What the exercise asks ▸ Gather each line of the entries below that includes "Reggiano".
+++ Material +++
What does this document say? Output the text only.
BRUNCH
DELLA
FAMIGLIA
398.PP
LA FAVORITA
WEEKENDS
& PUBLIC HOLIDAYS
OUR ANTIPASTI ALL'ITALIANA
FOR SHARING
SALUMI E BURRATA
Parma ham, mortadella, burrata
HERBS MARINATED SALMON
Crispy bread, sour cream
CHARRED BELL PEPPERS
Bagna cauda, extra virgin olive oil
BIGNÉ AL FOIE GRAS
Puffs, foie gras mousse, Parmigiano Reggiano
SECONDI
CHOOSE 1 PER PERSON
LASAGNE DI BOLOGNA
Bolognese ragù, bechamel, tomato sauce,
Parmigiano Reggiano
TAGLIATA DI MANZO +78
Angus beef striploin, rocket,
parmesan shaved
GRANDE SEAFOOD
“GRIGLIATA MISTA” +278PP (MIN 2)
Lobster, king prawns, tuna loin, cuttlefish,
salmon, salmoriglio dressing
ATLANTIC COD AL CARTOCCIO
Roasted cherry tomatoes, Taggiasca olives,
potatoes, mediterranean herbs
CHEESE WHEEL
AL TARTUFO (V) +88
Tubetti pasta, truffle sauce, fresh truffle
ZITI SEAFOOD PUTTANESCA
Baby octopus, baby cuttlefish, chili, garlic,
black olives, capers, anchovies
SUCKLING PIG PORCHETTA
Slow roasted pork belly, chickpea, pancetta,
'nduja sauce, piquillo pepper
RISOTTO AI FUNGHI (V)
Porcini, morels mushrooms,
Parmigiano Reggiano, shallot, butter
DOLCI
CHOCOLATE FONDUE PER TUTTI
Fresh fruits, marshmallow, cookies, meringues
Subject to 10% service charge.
+++
+++ Material +++
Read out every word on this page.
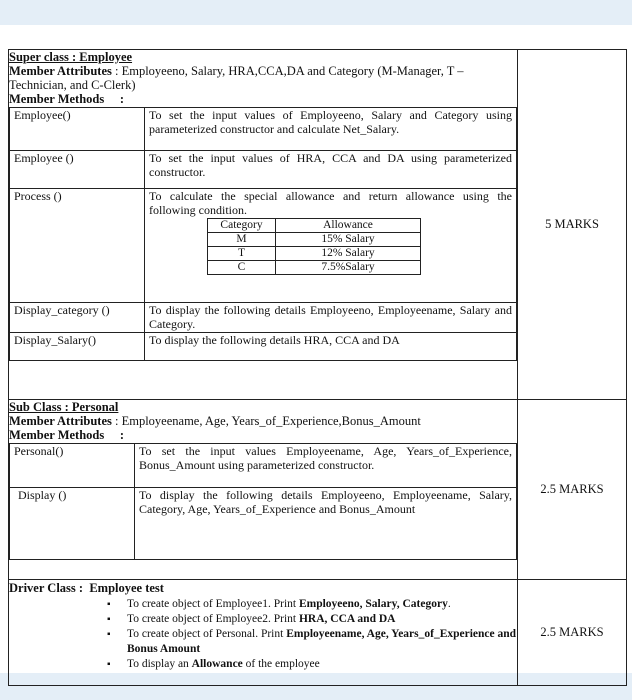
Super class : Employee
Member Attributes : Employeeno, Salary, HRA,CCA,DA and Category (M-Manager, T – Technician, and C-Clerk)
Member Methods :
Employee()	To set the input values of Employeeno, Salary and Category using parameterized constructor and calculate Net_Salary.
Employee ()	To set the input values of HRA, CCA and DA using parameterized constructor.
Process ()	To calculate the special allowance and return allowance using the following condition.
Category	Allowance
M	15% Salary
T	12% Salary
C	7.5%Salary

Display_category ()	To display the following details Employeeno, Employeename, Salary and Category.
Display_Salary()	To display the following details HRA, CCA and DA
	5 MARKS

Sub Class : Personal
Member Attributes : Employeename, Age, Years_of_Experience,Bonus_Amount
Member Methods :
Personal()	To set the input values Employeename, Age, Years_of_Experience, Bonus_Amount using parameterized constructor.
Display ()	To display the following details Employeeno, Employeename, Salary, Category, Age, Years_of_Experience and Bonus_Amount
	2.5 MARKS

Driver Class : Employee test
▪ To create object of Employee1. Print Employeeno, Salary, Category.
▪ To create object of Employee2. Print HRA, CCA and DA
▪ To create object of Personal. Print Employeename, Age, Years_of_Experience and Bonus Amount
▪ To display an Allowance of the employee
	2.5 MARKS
+++
Answer for this exercise ▸
Puffs, foie gras mousse, Parmigiano Reggiano
Parmigiano Reggiano
Parmigiano Reggiano, shallot, butter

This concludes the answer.